__Material for this task__.
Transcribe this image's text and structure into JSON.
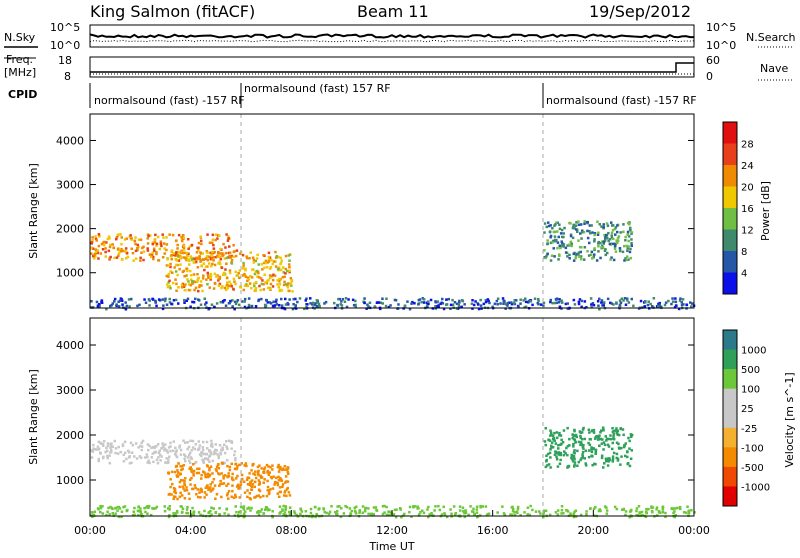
{
  "header": {
    "site": "King Salmon (fitACF)",
    "beam": "Beam 11",
    "date": "19/Sep/2012"
  },
  "strips": {
    "nsky_label": "N.Sky",
    "nsearch_label": "N.Search",
    "nsky_ticks": [
      "10^5",
      "10^0"
    ],
    "nsearch_ticks": [
      "10^5",
      "10^0"
    ],
    "freq_label": "Freq.",
    "freq_unit": "[MHz]",
    "freq_ticks": [
      "18",
      "8"
    ],
    "nave_label": "Nave",
    "nave_ticks": [
      "60",
      "0"
    ],
    "cpid_label": "CPID",
    "cpid_segments": [
      {
        "text": "normalsound (fast) -157 RF",
        "start": "00:00",
        "end": "06:00"
      },
      {
        "text": "normalsound (fast) 157 RF",
        "start": "06:00",
        "end": "18:00"
      },
      {
        "text": "normalsound (fast) -157 RF",
        "start": "18:00",
        "end": "24:00"
      }
    ]
  },
  "colors": {
    "power_scale": [
      "#0b10e8",
      "#2556a8",
      "#3f8a6c",
      "#6fbf44",
      "#f0c800",
      "#f08a00",
      "#e8401a",
      "#e01010"
    ],
    "velocity_scale": [
      "#e00000",
      "#f04800",
      "#f48a00",
      "#f4b030",
      "#c8c8c8",
      "#c8c8c8",
      "#6cc838",
      "#2ea05a",
      "#2a7a8a",
      "#1a3aa8"
    ],
    "gray_band": "#bfbfbf"
  },
  "chart_data": [
    {
      "type": "heatmap",
      "title": "",
      "ylabel": "Slant Range [km]",
      "ylim": [
        200,
        4600
      ],
      "y_ticks": [
        "1000",
        "2000",
        "3000",
        "4000"
      ],
      "x_ticks": [
        "00:00",
        "04:00",
        "08:00",
        "12:00",
        "16:00",
        "20:00",
        "00:00"
      ],
      "xlim_hours": [
        0,
        24
      ],
      "colorbar_label": "Power [dB]",
      "colorbar_ticks": [
        "4",
        "8",
        "12",
        "16",
        "20",
        "24",
        "28"
      ],
      "features": [
        {
          "name": "band-a",
          "t0": 0.0,
          "t1": 5.8,
          "r0": 1300,
          "r1": 1900,
          "level": 22
        },
        {
          "name": "band-b",
          "t0": 3.0,
          "t1": 8.0,
          "r0": 600,
          "r1": 1500,
          "level": 20
        },
        {
          "name": "patch-c",
          "t0": 18.0,
          "t1": 21.5,
          "r0": 1300,
          "r1": 2200,
          "level": 10
        },
        {
          "name": "ground",
          "t0": 0.0,
          "t1": 24.0,
          "r0": 200,
          "r1": 450,
          "level": 6
        }
      ]
    },
    {
      "type": "heatmap",
      "title": "",
      "ylabel": "Slant Range [km]",
      "xlabel": "Time UT",
      "ylim": [
        200,
        4600
      ],
      "y_ticks": [
        "1000",
        "2000",
        "3000",
        "4000"
      ],
      "x_ticks": [
        "00:00",
        "04:00",
        "08:00",
        "12:00",
        "16:00",
        "20:00",
        "00:00"
      ],
      "xlim_hours": [
        0,
        24
      ],
      "colorbar_label": "Velocity [m s^-1]",
      "colorbar_ticks": [
        "1000",
        "500",
        "100",
        "25",
        "-25",
        "-100",
        "-500",
        "-1000"
      ],
      "features": [
        {
          "name": "ground-gray",
          "t0": 0.0,
          "t1": 5.8,
          "r0": 1400,
          "r1": 1900,
          "level": 0
        },
        {
          "name": "orange-blob",
          "t0": 3.0,
          "t1": 8.0,
          "r0": 600,
          "r1": 1400,
          "level": -300
        },
        {
          "name": "patch-d",
          "t0": 18.0,
          "t1": 21.5,
          "r0": 1300,
          "r1": 2200,
          "level": 200
        },
        {
          "name": "ground-low",
          "t0": 0.0,
          "t1": 24.0,
          "r0": 200,
          "r1": 450,
          "level": 50
        }
      ]
    }
  ]
}
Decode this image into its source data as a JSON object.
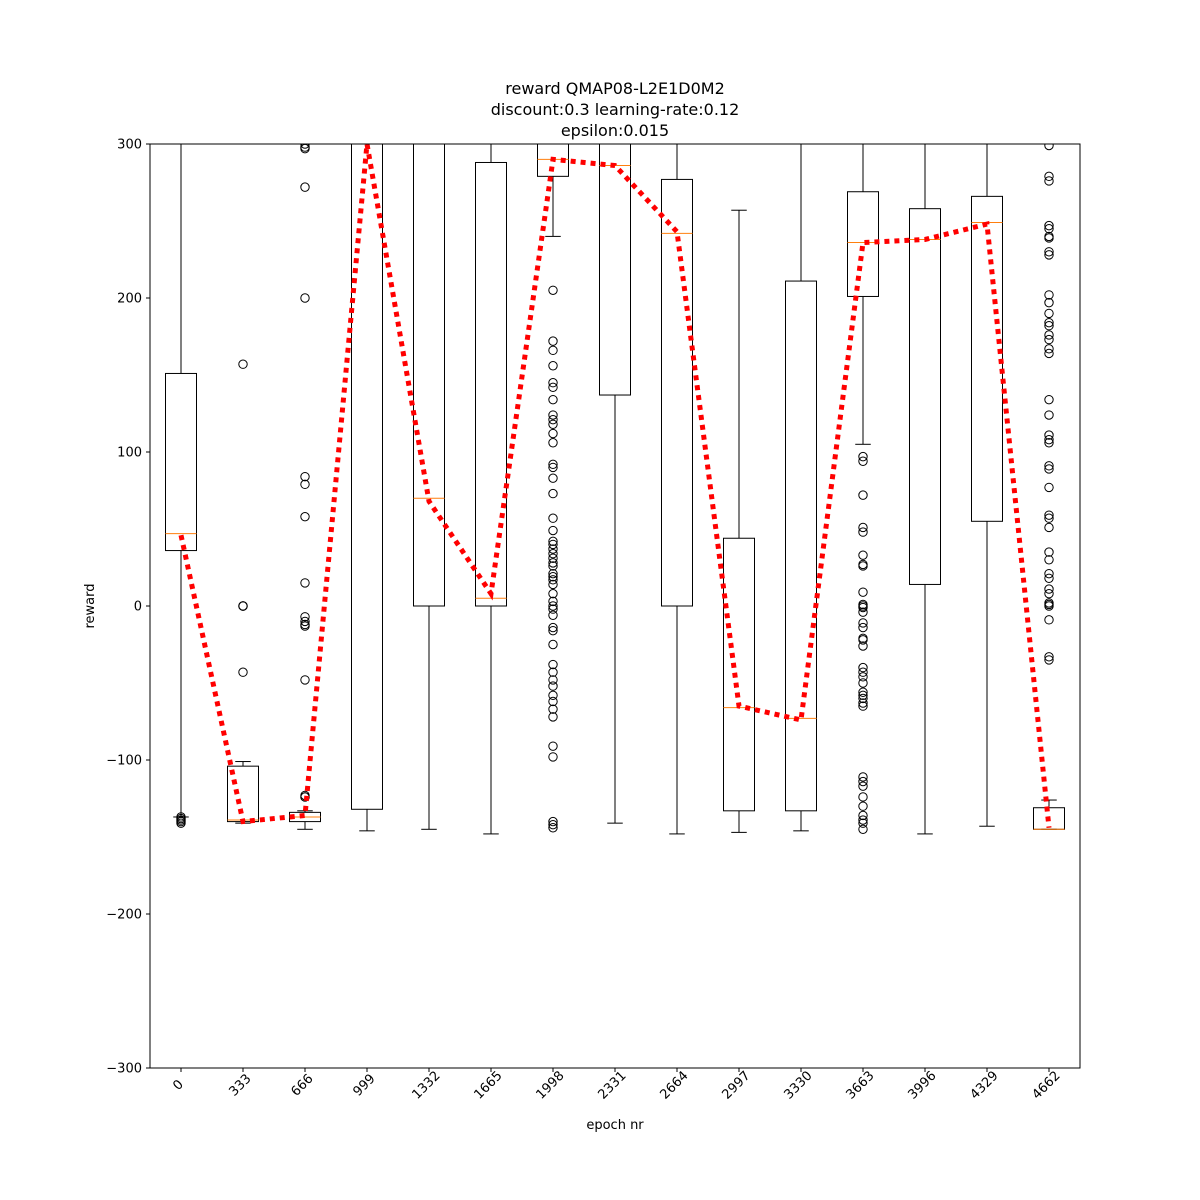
{
  "chart_data": {
    "type": "box",
    "title_lines": [
      "reward QMAP08-L2E1D0M2",
      "discount:0.3 learning-rate:0.12",
      "epsilon:0.015"
    ],
    "xlabel": "epoch nr",
    "ylabel": "reward",
    "ylim": [
      -300,
      300
    ],
    "yticks": [
      -300,
      -200,
      -100,
      0,
      100,
      200,
      300
    ],
    "categories": [
      "0",
      "333",
      "666",
      "999",
      "1332",
      "1665",
      "1998",
      "2331",
      "2664",
      "2997",
      "3330",
      "3663",
      "3996",
      "4329",
      "4662"
    ],
    "boxes": [
      {
        "q1": 36,
        "median": 47,
        "q3": 151,
        "whisker_low": -137,
        "whisker_high": 300,
        "fliers": [
          -137,
          -138,
          -139,
          -140,
          -141
        ]
      },
      {
        "q1": -140,
        "median": -139,
        "q3": -104,
        "whisker_low": -141,
        "whisker_high": -101,
        "fliers": [
          157,
          0,
          0,
          0,
          -43
        ]
      },
      {
        "q1": -140,
        "median": -137,
        "q3": -134,
        "whisker_low": -145,
        "whisker_high": -133,
        "fliers": [
          300,
          298,
          297,
          272,
          200,
          84,
          79,
          58,
          15,
          -7,
          -10,
          -12,
          -13,
          -48,
          -123,
          -124,
          -124
        ]
      },
      {
        "q1": -132,
        "median": 300,
        "q3": 300,
        "whisker_low": -146,
        "whisker_high": 300,
        "fliers": []
      },
      {
        "q1": 0,
        "median": 70,
        "q3": 300,
        "whisker_low": -145,
        "whisker_high": 300,
        "fliers": []
      },
      {
        "q1": 0,
        "median": 5,
        "q3": 288,
        "whisker_low": -148,
        "whisker_high": 300,
        "fliers": []
      },
      {
        "q1": 279,
        "median": 290,
        "q3": 300,
        "whisker_low": 240,
        "whisker_high": 300,
        "fliers": [
          205,
          172,
          166,
          156,
          145,
          142,
          134,
          124,
          121,
          118,
          112,
          106,
          92,
          90,
          83,
          73,
          57,
          49,
          42,
          40,
          37,
          34,
          31,
          28,
          26,
          21,
          19,
          17,
          14,
          8,
          3,
          0,
          -2,
          -6,
          -14,
          -16,
          -25,
          -38,
          -43,
          -48,
          -52,
          -58,
          -62,
          -67,
          -72,
          -91,
          -98,
          -140,
          -142,
          -144
        ]
      },
      {
        "q1": 137,
        "median": 286,
        "q3": 300,
        "whisker_low": -141,
        "whisker_high": 300,
        "fliers": []
      },
      {
        "q1": 0,
        "median": 242,
        "q3": 277,
        "whisker_low": -148,
        "whisker_high": 300,
        "fliers": []
      },
      {
        "q1": -133,
        "median": -66,
        "q3": 44,
        "whisker_low": -147,
        "whisker_high": 257,
        "fliers": []
      },
      {
        "q1": -133,
        "median": -73,
        "q3": 211,
        "whisker_low": -146,
        "whisker_high": 300,
        "fliers": []
      },
      {
        "q1": 201,
        "median": 236,
        "q3": 269,
        "whisker_low": 105,
        "whisker_high": 300,
        "fliers": [
          97,
          94,
          72,
          51,
          48,
          33,
          27,
          26,
          9,
          1,
          0,
          -1,
          -4,
          -11,
          -14,
          -21,
          -22,
          -26,
          -40,
          -43,
          -46,
          -50,
          -56,
          -58,
          -60,
          -63,
          -65,
          -111,
          -114,
          -117,
          -124,
          -130,
          -136,
          -139,
          -141,
          -145
        ]
      },
      {
        "q1": 14,
        "median": 238,
        "q3": 258,
        "whisker_low": -148,
        "whisker_high": 300,
        "fliers": []
      },
      {
        "q1": 55,
        "median": 249,
        "q3": 266,
        "whisker_low": -143,
        "whisker_high": 300,
        "fliers": []
      },
      {
        "q1": -145,
        "median": -145,
        "q3": -131,
        "whisker_low": -145,
        "whisker_high": -126,
        "fliers": [
          299,
          279,
          276,
          247,
          245,
          240,
          239,
          230,
          228,
          202,
          197,
          190,
          184,
          182,
          176,
          173,
          167,
          164,
          134,
          124,
          111,
          108,
          106,
          91,
          89,
          77,
          59,
          57,
          51,
          35,
          30,
          21,
          18,
          11,
          8,
          2,
          1,
          0,
          -9,
          -33,
          -35
        ]
      }
    ],
    "mean_line": {
      "color": "#ff0000",
      "style": "dotted",
      "values": [
        46,
        -140,
        -136,
        300,
        68,
        8,
        290,
        286,
        243,
        -65,
        -74,
        236,
        238,
        248,
        -144
      ]
    },
    "colors": {
      "median": "#ff7f0e",
      "box": "#000000",
      "mean_line": "#ff0000"
    },
    "grid": false,
    "legend": "none"
  }
}
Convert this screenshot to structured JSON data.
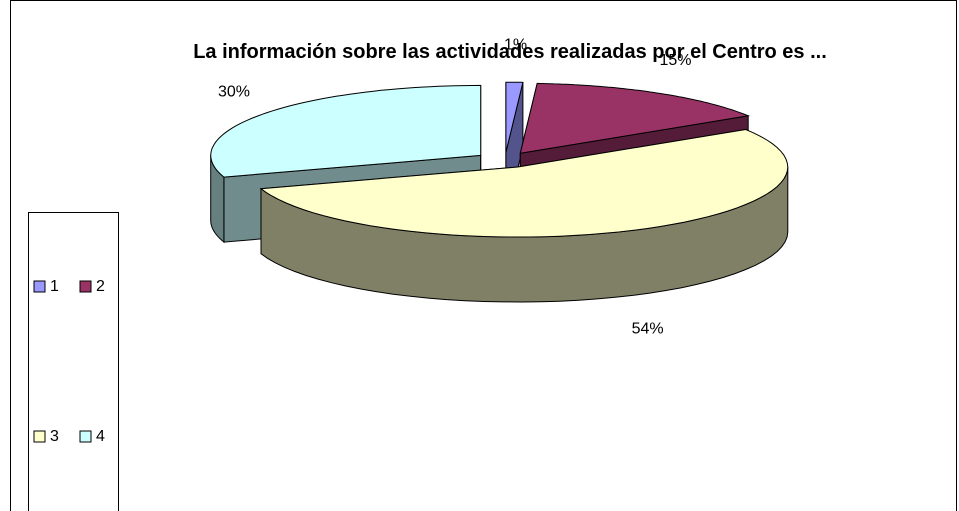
{
  "chart_data": {
    "type": "pie3d",
    "title": "La información sobre las actividades realizadas por el Centro es ...",
    "categories": [
      "1",
      "2",
      "3",
      "4"
    ],
    "values": [
      1,
      15,
      54,
      30
    ],
    "value_labels": [
      "1%",
      "15%",
      "54%",
      "30%"
    ],
    "colors": [
      "#9999ff",
      "#993366",
      "#ffffcc",
      "#ccffff"
    ],
    "legend": "left"
  }
}
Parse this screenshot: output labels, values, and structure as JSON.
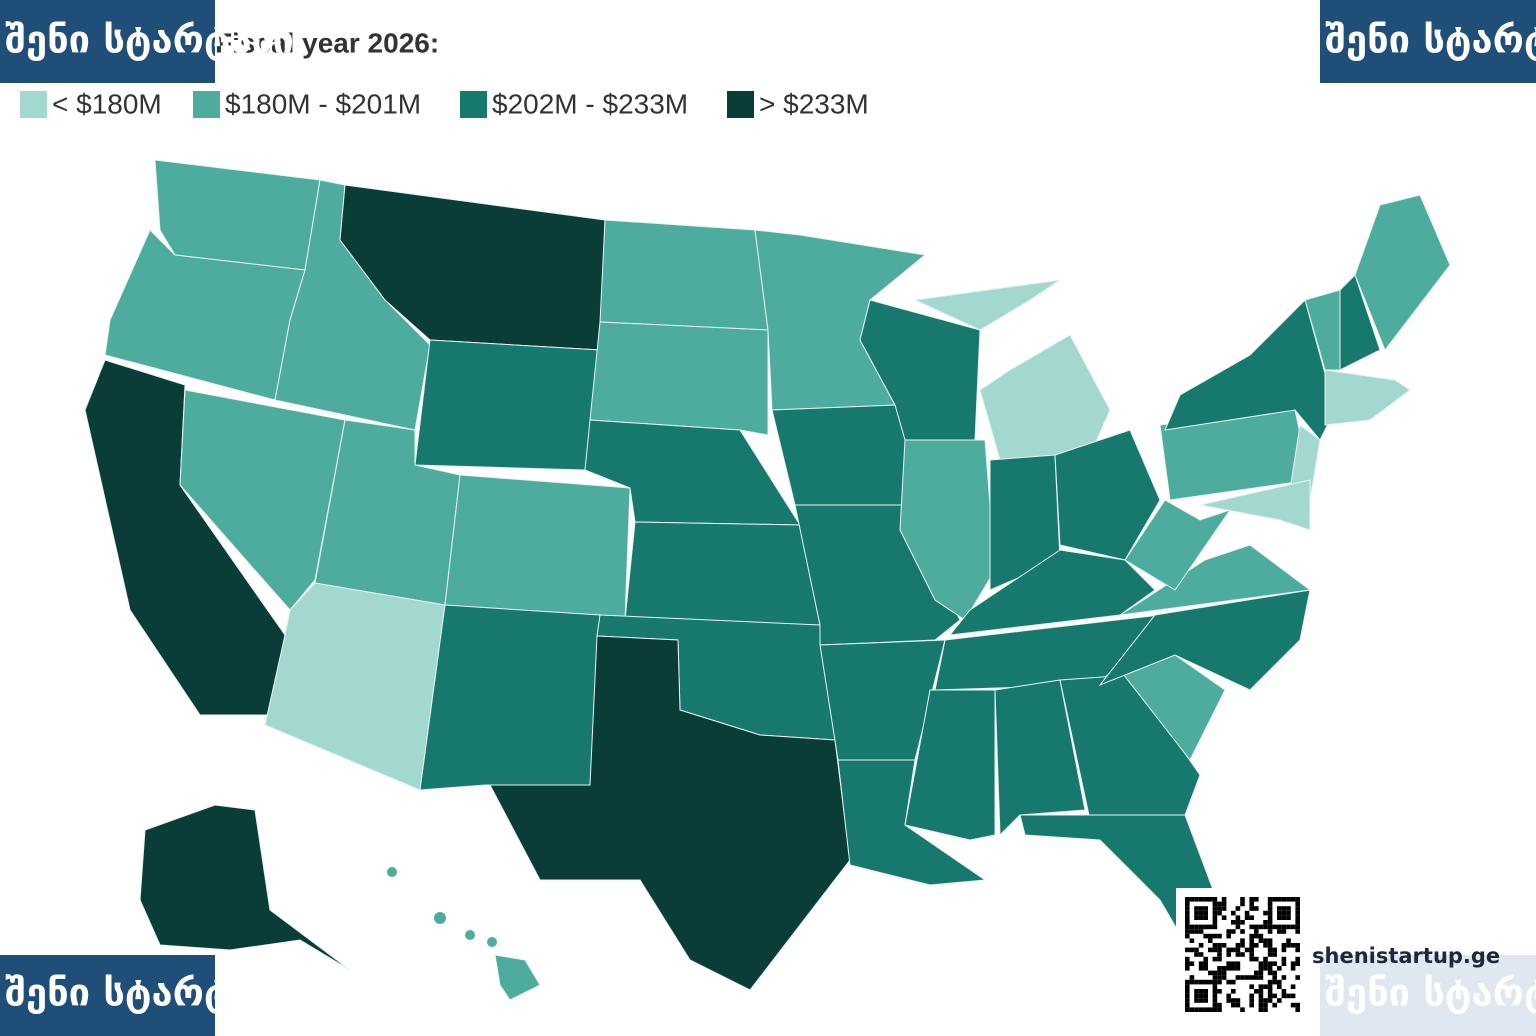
{
  "title": "Fiscal year 2026:",
  "legend": [
    {
      "label": "< $180M",
      "color": "#a3d8d0"
    },
    {
      "label": "$180M - $201M",
      "color": "#4eac9f"
    },
    {
      "label": "$202M - $233M",
      "color": "#17796d"
    },
    {
      "label": "> $233M",
      "color": "#0b3d38"
    }
  ],
  "region_classes": [
    1,
    1,
    3,
    1,
    1,
    3,
    2,
    1,
    0,
    1,
    2,
    1,
    1,
    2,
    2,
    2,
    3,
    1,
    2,
    2,
    2,
    2,
    2,
    1,
    0,
    0,
    2,
    2,
    2,
    2,
    2,
    2,
    2,
    2,
    1,
    2,
    1,
    1,
    1,
    2,
    0,
    0,
    1,
    2,
    1,
    0,
    3,
    1
  ],
  "banner": "შენი სტარტაპი",
  "watermark": "shenistartup.ge"
}
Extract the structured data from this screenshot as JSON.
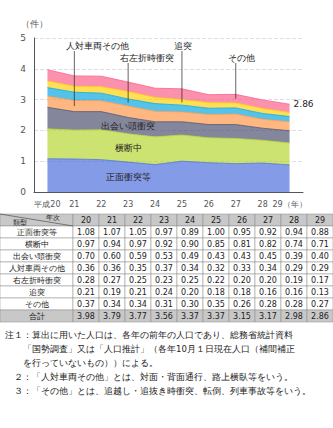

__Given request__. Count how many lines above contain the word "image". Reply with the number alone.

__Result below__. 2